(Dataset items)

<<<<

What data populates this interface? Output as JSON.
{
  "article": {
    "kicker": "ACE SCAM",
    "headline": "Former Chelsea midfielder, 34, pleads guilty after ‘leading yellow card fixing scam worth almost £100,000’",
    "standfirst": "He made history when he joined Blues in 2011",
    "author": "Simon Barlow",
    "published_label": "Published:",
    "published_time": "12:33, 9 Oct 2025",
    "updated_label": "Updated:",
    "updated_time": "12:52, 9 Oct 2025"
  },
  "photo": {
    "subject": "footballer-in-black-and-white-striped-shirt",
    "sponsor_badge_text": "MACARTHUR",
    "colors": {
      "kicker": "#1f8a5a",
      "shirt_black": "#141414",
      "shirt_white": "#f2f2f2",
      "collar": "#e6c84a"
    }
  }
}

>>>>

• [TASK TO COMPLETE] The full set of records should be duplicated exactly.

• [COMPLETE OUTPUT]
What data populates this interface? Output as JSON.
{
  "article": {
    "kicker": "ACE SCAM",
    "headline": "Former Chelsea midfielder, 34, pleads guilty after ‘leading yellow card fixing scam worth almost £100,000’",
    "standfirst": "He made history when he joined Blues in 2011",
    "author": "Simon Barlow",
    "published_label": "Published:",
    "published_time": "12:33, 9 Oct 2025",
    "updated_label": "Updated:",
    "updated_time": "12:52, 9 Oct 2025"
  },
  "photo": {
    "subject": "footballer-in-black-and-white-striped-shirt",
    "sponsor_badge_text": "MACARTHUR",
    "colors": {
      "kicker": "#1f8a5a",
      "shirt_black": "#141414",
      "shirt_white": "#f2f2f2",
      "collar": "#e6c84a"
    }
  }
}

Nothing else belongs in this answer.